WHAT IS NEEDED: Go on with the blog post on American imperialism below, picking up after its last sentence.

━━━ PAGE

Monday, June 27, 2022

American Imperialism

I threw up figurative hands reading Joshua Sooter's THE BEST CLASSROOM IS THE STRUGGLE:

When I ask students to define what an empire is, they typically picture Rome or the British Empire, not the United States. Imperialism, expansion, and colonialism have been integral to every period of America’s existence, including the present. Much of my work as a historian and an educator focuses on conveying and exploring this fact. Every year, however, I witness students struggling to internalize it.

Used to be I had this idea:  that what I saw as reality being not shared by people whom I knew meant I was out of touch with reality. Except time and events often enough proved me right. Not that this profited me any. Alienation and frustration fed my self-destructive ideas. 

Now, I think differently. Americans are undereducated idiots.

I read Dee Brown's Bury My Heart at Wounded Knee on my own during high school. Yet modern American college students cannot see how alike we are with King Leopold's Congo?

Some deny it completely or make comforting historical comparisons. “At least we aren’t like the Nazis or the Belgians in the Congo,” a student told me during class. Generally, the responses—and this is particularly true of white American students—are powerfully emotive. Their cultural memory tends to place them on the side of empire’s agents. The idea is threatening to their very egos, their identities, and their ways of relating to the world....

About the same time as I read Dee Brown, I read John Toland's Adolf Hitler. Toland pointed out how the Nazis drew upon American genocide and American eugenics for the Holocaust.

Jimmy Carter pointed out our wrongs towards Central America. The Clash recorded Sandanista!. I read on my own William James' essay protesting the imperialism post-1898. All of that happened while I was in high school and starting college.

━━━━━━
━━━ ROWS

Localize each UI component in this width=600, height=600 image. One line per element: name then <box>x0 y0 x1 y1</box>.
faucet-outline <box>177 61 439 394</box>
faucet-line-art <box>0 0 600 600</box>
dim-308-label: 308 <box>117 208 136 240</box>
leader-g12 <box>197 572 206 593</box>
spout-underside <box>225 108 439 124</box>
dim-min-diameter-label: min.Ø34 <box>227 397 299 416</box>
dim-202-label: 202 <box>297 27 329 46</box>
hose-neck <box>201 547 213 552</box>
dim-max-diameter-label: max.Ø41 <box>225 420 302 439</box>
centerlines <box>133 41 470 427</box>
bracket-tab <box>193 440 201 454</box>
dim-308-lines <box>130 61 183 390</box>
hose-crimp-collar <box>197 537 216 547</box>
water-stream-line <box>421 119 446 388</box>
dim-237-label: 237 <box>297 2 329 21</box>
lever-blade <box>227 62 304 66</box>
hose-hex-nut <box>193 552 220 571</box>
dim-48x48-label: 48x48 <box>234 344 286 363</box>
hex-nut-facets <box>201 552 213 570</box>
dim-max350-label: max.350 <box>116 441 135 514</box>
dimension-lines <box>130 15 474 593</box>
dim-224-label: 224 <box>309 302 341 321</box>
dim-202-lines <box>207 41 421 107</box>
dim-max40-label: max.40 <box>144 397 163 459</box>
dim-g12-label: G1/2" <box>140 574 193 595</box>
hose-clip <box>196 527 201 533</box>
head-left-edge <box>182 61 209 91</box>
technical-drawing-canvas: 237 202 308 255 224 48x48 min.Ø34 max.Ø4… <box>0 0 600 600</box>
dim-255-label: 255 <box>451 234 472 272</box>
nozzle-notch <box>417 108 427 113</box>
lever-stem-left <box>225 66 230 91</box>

━━━━━━

FINAL RESULT:
Before that I saw the Vietnam War on tv.

The writer's conclusion may answer my own question:

It turns out, then, that I had been pushing in the wrong direction. It is through collective, direct action—led by those who have been most harmed by American empire—that the country’s past can be raised to the surface and confronted. Studying and reading books that provide the language and analytical frameworks necessary to recognize and describe America’s empire has merit, and I would like to think that the hard work of teachers and scholars helped to make the 2020 protests possible. However, although I still plan to teach and write, I’m going to remember that the streets are the best classroom.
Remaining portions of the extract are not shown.